### Task description
Print all of the data exactly.

### Dataset content
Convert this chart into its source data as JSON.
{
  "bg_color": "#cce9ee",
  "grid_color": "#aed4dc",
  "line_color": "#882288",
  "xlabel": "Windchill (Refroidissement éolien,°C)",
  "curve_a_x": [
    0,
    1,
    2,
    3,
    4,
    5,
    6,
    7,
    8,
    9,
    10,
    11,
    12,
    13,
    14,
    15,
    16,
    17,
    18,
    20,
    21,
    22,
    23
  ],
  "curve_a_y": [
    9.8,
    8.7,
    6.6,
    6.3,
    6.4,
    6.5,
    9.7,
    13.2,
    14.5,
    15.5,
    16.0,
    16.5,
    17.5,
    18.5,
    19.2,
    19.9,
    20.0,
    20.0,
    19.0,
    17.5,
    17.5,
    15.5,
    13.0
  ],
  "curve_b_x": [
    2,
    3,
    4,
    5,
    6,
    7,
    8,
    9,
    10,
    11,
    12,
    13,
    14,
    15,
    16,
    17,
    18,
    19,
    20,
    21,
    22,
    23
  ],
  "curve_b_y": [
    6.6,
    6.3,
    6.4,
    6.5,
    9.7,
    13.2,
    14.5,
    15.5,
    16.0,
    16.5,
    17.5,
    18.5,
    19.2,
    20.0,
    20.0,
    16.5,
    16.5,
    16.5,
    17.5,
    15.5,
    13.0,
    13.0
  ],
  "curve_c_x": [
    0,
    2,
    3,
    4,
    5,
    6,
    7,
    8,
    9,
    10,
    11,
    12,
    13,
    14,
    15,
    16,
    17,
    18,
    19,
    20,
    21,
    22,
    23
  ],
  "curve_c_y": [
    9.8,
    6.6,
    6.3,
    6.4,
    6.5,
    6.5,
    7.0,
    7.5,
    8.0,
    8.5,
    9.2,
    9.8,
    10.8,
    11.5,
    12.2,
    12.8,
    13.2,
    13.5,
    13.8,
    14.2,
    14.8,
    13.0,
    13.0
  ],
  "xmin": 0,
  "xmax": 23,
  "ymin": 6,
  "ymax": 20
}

### Solution for this problem
Convert this chart into its source data as JSON.
{
  "bg_color": "#cce9ee",
  "grid_color": "#aed4dc",
  "line_color": "#882288",
  "xlabel": "Windchill (Refroidissement éolien,°C)",
  "curve_a_x": [
    0,
    1,
    2,
    3,
    4,
    5,
    6,
    7,
    8,
    9,
    10,
    11,
    12,
    13,
    14,
    15,
    16,
    17,
    18,
    20,
    21,
    22,
    23
  ],
  "curve_a_y": [
    9.8,
    8.7,
    6.6,
    6.3,
    6.4,
    6.5,
    9.7,
    13.2,
    14.5,
    15.5,
    16.0,
    16.5,
    17.5,
    18.5,
    19.2,
    19.9,
    20.0,
    20.0,
    19.0,
    17.5,
    17.5,
    15.5,
    13.0
  ],
  "curve_b_x": [
    2,
    3,
    4,
    5,
    6,
    7,
    8,
    9,
    10,
    11,
    12,
    13,
    14,
    15,
    16,
    17,
    18,
    19,
    20,
    21,
    22,
    23
  ],
  "curve_b_y": [
    6.6,
    6.3,
    6.4,
    6.5,
    9.7,
    13.2,
    14.5,
    15.5,
    16.0,
    16.5,
    17.5,
    18.5,
    19.2,
    20.0,
    20.0,
    16.5,
    16.5,
    16.5,
    17.5,
    15.5,
    13.0,
    13.0
  ],
  "curve_c_x": [
    0,
    2,
    3,
    4,
    5,
    6,
    7,
    8,
    9,
    10,
    11,
    12,
    13,
    14,
    15,
    16,
    17,
    18,
    19,
    20,
    21,
    22,
    23
  ],
  "curve_c_y": [
    9.8,
    6.6,
    6.3,
    6.4,
    6.5,
    6.5,
    7.0,
    7.5,
    8.0,
    8.5,
    9.2,
    9.8,
    10.8,
    11.5,
    12.2,
    12.8,
    13.2,
    13.5,
    13.8,
    14.2,
    14.8,
    13.0,
    13.0
  ],
  "xmin": 0,
  "xmax": 23,
  "ymin": 6,
  "ymax": 20
}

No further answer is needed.